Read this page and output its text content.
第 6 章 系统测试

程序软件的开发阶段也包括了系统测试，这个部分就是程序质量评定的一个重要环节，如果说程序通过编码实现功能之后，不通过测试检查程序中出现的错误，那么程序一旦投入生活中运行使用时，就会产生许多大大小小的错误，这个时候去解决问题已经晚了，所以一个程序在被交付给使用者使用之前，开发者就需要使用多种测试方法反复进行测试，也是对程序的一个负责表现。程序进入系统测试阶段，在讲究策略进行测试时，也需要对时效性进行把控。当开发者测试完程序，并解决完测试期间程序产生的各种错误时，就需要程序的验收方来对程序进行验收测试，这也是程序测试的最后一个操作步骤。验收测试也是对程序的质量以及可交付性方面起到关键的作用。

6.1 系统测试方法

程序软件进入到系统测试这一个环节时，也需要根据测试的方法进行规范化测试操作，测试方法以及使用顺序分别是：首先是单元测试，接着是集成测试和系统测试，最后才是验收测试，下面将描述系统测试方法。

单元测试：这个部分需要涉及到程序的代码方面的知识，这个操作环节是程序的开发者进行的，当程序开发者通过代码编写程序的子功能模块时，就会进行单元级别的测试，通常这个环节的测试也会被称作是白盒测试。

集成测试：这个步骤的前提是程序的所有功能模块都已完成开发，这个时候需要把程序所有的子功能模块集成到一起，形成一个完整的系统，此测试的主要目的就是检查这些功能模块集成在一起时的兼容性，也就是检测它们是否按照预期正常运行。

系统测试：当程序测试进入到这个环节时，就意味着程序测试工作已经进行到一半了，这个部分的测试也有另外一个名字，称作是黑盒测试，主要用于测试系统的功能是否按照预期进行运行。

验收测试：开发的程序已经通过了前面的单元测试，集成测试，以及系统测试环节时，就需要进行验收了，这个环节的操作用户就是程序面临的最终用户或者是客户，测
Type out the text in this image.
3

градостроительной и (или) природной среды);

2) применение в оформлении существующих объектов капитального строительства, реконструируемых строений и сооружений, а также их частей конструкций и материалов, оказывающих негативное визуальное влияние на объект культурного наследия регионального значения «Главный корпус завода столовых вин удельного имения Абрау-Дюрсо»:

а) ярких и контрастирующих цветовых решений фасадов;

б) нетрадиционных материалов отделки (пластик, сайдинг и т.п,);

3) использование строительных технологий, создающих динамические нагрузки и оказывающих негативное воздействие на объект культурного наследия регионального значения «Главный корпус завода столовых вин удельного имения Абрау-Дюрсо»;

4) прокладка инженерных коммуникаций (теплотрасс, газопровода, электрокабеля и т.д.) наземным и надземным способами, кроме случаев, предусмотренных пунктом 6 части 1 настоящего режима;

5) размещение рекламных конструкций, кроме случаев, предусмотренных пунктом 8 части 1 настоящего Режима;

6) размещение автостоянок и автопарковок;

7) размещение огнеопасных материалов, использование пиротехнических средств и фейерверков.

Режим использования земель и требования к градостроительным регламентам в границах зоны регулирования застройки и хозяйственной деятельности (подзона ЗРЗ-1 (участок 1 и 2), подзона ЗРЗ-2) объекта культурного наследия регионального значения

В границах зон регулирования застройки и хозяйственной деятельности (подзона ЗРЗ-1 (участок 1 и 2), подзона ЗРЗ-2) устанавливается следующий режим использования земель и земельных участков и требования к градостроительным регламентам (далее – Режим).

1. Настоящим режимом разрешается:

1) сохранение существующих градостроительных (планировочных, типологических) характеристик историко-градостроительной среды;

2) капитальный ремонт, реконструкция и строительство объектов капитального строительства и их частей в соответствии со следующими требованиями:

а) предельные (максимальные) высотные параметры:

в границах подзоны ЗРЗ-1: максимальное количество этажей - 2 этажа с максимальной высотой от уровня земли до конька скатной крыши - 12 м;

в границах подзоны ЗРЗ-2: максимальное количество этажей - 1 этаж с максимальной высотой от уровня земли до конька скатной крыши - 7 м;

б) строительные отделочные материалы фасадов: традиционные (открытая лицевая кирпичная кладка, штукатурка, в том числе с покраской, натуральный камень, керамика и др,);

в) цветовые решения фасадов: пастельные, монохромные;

****************

*Task directions:*
Using the entries above, find all lines with "кроме". Copy them.

*Solution to the problem:*
4) прокладка инженерных коммуникаций (теплотрасс, газопровода, электрокабеля и т.д.) наземным и надземным способами, кроме случаев, предусмотренных пунктом 6 части 1 настоящего режима;
5) размещение рекламных конструкций, кроме случаев, предусмотренных пунктом 8 части 1 настоящего Режима;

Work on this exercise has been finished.